WHAT THE TASK REQUIRES: Repeat each record below exactly as given.

MATERIAL FOR THE TASK:
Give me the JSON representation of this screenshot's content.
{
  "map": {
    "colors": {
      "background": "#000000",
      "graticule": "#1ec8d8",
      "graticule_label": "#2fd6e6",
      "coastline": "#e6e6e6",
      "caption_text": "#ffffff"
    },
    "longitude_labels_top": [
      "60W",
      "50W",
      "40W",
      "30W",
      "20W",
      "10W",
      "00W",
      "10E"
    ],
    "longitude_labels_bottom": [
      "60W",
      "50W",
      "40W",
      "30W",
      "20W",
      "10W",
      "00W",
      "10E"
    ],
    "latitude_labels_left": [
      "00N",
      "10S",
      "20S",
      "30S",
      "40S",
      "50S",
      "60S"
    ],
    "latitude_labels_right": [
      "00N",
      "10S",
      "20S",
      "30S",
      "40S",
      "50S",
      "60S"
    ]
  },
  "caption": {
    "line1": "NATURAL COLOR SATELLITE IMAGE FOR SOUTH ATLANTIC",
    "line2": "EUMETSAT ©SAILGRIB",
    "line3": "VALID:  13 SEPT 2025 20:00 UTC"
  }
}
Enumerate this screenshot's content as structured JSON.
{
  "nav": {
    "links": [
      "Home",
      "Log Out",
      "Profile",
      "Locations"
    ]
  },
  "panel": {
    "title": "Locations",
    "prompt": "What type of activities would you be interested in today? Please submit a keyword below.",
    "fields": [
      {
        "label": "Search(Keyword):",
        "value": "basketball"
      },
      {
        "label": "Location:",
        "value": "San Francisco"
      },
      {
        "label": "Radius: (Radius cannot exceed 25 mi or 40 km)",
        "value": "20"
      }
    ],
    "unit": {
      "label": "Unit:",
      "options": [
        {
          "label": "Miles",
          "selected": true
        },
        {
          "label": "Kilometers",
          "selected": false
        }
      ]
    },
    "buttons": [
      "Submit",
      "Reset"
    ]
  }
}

WRITTEN RESPONSE:
Give me the JSON representation of this screenshot's content.
{
  "map": {
    "colors": {
      "background": "#000000",
      "graticule": "#1ec8d8",
      "graticule_label": "#2fd6e6",
      "coastline": "#e6e6e6",
      "caption_text": "#ffffff"
    },
    "longitude_labels_top": [
      "60W",
      "50W",
      "40W",
      "30W",
      "20W",
      "10W",
      "00W",
      "10E"
    ],
    "longitude_labels_bottom": [
      "60W",
      "50W",
      "40W",
      "30W",
      "20W",
      "10W",
      "00W",
      "10E"
    ],
    "latitude_labels_left": [
      "00N",
      "10S",
      "20S",
      "30S",
      "40S",
      "50S",
      "60S"
    ],
    "latitude_labels_right": [
      "00N",
      "10S",
      "20S",
      "30S",
      "40S",
      "50S",
      "60S"
    ]
  },
  "caption": {
    "line1": "NATURAL COLOR SATELLITE IMAGE FOR SOUTH ATLANTIC",
    "line2": "EUMETSAT ©SAILGRIB",
    "line3": "VALID:  13 SEPT 2025 20:00 UTC"
  }
}
Enumerate this screenshot's content as structured JSON.
{
  "nav": {
    "links": [
      "Home",
      "Log Out",
      "Profile",
      "Locations"
    ]
  },
  "panel": {
    "title": "Locations",
    "prompt": "What type of activities would you be interested in today? Please submit a keyword below.",
    "fields": [
      {
        "label": "Search(Keyword):",
        "value": "basketball"
      },
      {
        "label": "Location:",
        "value": "San Francisco"
      },
      {
        "label": "Radius: (Radius cannot exceed 25 mi or 40 km)",
        "value": "20"
      }
    ],
    "unit": {
      "label": "Unit:",
      "options": [
        {
          "label": "Miles",
          "selected": true
        },
        {
          "label": "Kilometers",
          "selected": false
        }
      ]
    },
    "buttons": [
      "Submit",
      "Reset"
    ]
  }
}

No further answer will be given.